"""

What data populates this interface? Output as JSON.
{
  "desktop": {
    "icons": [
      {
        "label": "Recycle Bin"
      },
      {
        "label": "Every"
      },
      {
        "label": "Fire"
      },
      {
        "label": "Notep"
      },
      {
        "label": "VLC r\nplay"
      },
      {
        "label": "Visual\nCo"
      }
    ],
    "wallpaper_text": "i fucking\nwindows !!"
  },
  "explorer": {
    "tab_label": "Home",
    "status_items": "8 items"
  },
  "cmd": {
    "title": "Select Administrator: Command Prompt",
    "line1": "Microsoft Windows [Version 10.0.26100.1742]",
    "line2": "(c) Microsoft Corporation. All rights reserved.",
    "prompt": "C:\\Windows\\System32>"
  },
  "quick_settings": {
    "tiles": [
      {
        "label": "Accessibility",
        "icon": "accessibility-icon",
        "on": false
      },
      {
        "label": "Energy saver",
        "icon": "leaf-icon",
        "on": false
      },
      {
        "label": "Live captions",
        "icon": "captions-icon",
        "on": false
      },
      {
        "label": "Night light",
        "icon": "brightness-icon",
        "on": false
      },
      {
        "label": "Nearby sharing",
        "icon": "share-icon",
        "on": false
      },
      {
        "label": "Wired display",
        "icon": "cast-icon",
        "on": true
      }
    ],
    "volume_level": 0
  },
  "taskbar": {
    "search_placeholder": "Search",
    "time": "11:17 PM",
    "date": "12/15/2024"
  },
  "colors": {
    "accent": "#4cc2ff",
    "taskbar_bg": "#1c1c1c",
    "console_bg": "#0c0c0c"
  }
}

"""

• Stated exercise
Return the listing above in its exact form.

• Result of this task
What data populates this interface? Output as JSON.
{
  "desktop": {
    "icons": [
      {
        "label": "Recycle Bin"
      },
      {
        "label": "Every"
      },
      {
        "label": "Fire"
      },
      {
        "label": "Notep"
      },
      {
        "label": "VLC r\nplay"
      },
      {
        "label": "Visual\nCo"
      }
    ],
    "wallpaper_text": "i fucking\nwindows !!"
  },
  "explorer": {
    "tab_label": "Home",
    "status_items": "8 items"
  },
  "cmd": {
    "title": "Select Administrator: Command Prompt",
    "line1": "Microsoft Windows [Version 10.0.26100.1742]",
    "line2": "(c) Microsoft Corporation. All rights reserved.",
    "prompt": "C:\\Windows\\System32>"
  },
  "quick_settings": {
    "tiles": [
      {
        "label": "Accessibility",
        "icon": "accessibility-icon",
        "on": false
      },
      {
        "label": "Energy saver",
        "icon": "leaf-icon",
        "on": false
      },
      {
        "label": "Live captions",
        "icon": "captions-icon",
        "on": false
      },
      {
        "label": "Night light",
        "icon": "brightness-icon",
        "on": false
      },
      {
        "label": "Nearby sharing",
        "icon": "share-icon",
        "on": false
      },
      {
        "label": "Wired display",
        "icon": "cast-icon",
        "on": true
      }
    ],
    "volume_level": 0
  },
  "taskbar": {
    "search_placeholder": "Search",
    "time": "11:17 PM",
    "date": "12/15/2024"
  },
  "colors": {
    "accent": "#4cc2ff",
    "taskbar_bg": "#1c1c1c",
    "console_bg": "#0c0c0c"
  }
}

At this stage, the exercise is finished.